- _What you are asked to do_
Lay out the material from its first line through the line containing "indicator-histogram-bar xyxy=(435,468,441,478)" as a Markdown table with the columns Row and Line. Skip any blank lines.
+++ Task input
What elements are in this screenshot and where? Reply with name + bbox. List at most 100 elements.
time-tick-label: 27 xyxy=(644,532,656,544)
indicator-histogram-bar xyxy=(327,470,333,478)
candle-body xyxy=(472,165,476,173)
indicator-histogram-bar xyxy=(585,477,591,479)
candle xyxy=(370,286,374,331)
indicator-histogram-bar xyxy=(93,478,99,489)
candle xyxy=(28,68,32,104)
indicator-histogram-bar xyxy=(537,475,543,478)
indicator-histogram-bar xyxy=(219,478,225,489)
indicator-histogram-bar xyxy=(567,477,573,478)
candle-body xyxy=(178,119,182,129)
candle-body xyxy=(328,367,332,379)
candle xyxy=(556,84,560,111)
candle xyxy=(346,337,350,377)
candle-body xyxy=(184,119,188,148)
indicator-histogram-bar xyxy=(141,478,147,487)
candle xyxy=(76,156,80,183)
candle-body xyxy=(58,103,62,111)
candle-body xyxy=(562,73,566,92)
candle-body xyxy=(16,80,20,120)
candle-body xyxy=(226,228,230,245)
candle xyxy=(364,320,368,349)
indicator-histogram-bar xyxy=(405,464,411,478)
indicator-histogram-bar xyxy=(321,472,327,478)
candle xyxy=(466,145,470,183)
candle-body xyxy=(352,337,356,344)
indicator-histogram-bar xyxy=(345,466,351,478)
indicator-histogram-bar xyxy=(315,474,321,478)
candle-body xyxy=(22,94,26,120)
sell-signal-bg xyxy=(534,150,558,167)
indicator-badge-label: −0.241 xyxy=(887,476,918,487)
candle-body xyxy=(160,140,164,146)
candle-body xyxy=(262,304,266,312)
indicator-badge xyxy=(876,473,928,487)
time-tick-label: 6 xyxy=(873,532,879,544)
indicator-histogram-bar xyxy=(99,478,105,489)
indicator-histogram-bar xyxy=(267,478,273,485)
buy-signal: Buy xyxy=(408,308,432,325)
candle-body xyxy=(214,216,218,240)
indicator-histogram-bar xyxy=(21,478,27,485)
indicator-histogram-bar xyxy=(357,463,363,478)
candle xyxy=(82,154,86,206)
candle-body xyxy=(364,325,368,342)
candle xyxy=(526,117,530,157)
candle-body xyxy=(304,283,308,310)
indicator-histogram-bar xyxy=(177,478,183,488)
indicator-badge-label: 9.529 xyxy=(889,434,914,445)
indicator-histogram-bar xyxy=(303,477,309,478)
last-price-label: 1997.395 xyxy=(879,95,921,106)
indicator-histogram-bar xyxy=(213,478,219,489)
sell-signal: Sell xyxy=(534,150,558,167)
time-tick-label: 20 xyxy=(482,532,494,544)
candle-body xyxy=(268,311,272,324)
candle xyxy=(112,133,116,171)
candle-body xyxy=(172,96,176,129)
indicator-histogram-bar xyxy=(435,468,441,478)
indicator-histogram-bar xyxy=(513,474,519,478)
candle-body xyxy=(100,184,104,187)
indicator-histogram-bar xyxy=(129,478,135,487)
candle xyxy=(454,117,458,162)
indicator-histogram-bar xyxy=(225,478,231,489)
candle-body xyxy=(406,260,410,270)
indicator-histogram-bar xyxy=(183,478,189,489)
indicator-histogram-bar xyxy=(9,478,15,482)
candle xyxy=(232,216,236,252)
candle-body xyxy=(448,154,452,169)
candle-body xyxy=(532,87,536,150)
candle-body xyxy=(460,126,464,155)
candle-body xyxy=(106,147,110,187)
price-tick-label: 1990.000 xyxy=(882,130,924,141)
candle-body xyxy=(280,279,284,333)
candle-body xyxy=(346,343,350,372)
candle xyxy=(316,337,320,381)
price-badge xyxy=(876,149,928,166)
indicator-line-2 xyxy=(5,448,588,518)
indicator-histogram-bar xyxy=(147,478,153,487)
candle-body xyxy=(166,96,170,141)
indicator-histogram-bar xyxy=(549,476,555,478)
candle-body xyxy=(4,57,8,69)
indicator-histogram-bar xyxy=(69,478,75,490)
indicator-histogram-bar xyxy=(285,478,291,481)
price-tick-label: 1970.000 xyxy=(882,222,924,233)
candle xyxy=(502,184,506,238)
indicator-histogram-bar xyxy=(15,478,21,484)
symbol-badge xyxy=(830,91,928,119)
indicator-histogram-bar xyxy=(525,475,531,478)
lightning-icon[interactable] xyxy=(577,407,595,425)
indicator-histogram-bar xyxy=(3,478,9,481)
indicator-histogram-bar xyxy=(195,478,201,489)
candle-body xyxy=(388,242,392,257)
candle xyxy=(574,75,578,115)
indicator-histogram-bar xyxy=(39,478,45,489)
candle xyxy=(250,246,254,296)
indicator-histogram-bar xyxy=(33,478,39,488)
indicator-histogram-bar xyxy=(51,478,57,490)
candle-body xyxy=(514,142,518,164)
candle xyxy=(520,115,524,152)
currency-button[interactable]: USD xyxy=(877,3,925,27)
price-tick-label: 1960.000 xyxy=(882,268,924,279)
++++++
- _Correct result_
| Row | Line |
|---|---|
| 1 | What elements are in this screenshot and where? Reply with name + bbox. List at most 100 elements. |
| 2 | time-tick-label: 27 xyxy=(644,532,656,544) |
| 3 | indicator-histogram-bar xyxy=(327,470,333,478) |
| 4 | candle-body xyxy=(472,165,476,173) |
| 5 | indicator-histogram-bar xyxy=(585,477,591,479) |
| 6 | candle xyxy=(370,286,374,331) |
| 7 | indicator-histogram-bar xyxy=(93,478,99,489) |
| 8 | candle xyxy=(28,68,32,104) |
| 9 | indicator-histogram-bar xyxy=(537,475,543,478) |
| 10 | indicator-histogram-bar xyxy=(219,478,225,489) |
| 11 | indicator-histogram-bar xyxy=(567,477,573,478) |
| 12 | candle-body xyxy=(178,119,182,129) |
| 13 | candle-body xyxy=(328,367,332,379) |
| 14 | candle xyxy=(556,84,560,111) |
| 15 | candle xyxy=(346,337,350,377) |
| 16 | candle-body xyxy=(184,119,188,148) |
| 17 | indicator-histogram-bar xyxy=(141,478,147,487) |
| 18 | candle xyxy=(76,156,80,183) |
| 19 | candle-body xyxy=(58,103,62,111) |
| 20 | candle-body xyxy=(562,73,566,92) |
| 21 | candle-body xyxy=(16,80,20,120) |
| 22 | candle-body xyxy=(226,228,230,245) |
| 23 | candle xyxy=(364,320,368,349) |
| 24 | indicator-histogram-bar xyxy=(405,464,411,478) |
| 25 | indicator-histogram-bar xyxy=(321,472,327,478) |
| 26 | candle xyxy=(466,145,470,183) |
| 27 | candle-body xyxy=(352,337,356,344) |
| 28 | indicator-histogram-bar xyxy=(345,466,351,478) |
| 29 | indicator-histogram-bar xyxy=(315,474,321,478) |
| 30 | candle-body xyxy=(22,94,26,120) |
| 31 | sell-signal-bg xyxy=(534,150,558,167) |
| 32 | indicator-badge-label: −0.241 xyxy=(887,476,918,487) |
| 33 | candle-body xyxy=(160,140,164,146) |
| 34 | candle-body xyxy=(262,304,266,312) |
| 35 | indicator-badge xyxy=(876,473,928,487) |
| 36 | time-tick-label: 6 xyxy=(873,532,879,544) |
| 37 | indicator-histogram-bar xyxy=(99,478,105,489) |
| 38 | indicator-histogram-bar xyxy=(267,478,273,485) |
| 39 | buy-signal: Buy xyxy=(408,308,432,325) |
| 40 | candle-body xyxy=(214,216,218,240) |
| 41 | indicator-histogram-bar xyxy=(21,478,27,485) |
| 42 | indicator-histogram-bar xyxy=(357,463,363,478) |
| 43 | candle xyxy=(82,154,86,206) |
| 44 | candle-body xyxy=(364,325,368,342) |
| 45 | candle xyxy=(526,117,530,157) |
| 46 | candle-body xyxy=(304,283,308,310) |
| 47 | indicator-histogram-bar xyxy=(177,478,183,488) |
| 48 | indicator-badge-label: 9.529 xyxy=(889,434,914,445) |
| 49 | indicator-histogram-bar xyxy=(303,477,309,478) |
| 50 | last-price-label: 1997.395 xyxy=(879,95,921,106) |
| 51 | indicator-histogram-bar xyxy=(213,478,219,489) |
| 52 | sell-signal: Sell xyxy=(534,150,558,167) |
| 53 | time-tick-label: 20 xyxy=(482,532,494,544) |
| 54 | candle-body xyxy=(268,311,272,324) |
| 55 | candle xyxy=(112,133,116,171) |
| 56 | candle-body xyxy=(172,96,176,129) |
| 57 | indicator-histogram-bar xyxy=(435,468,441,478) |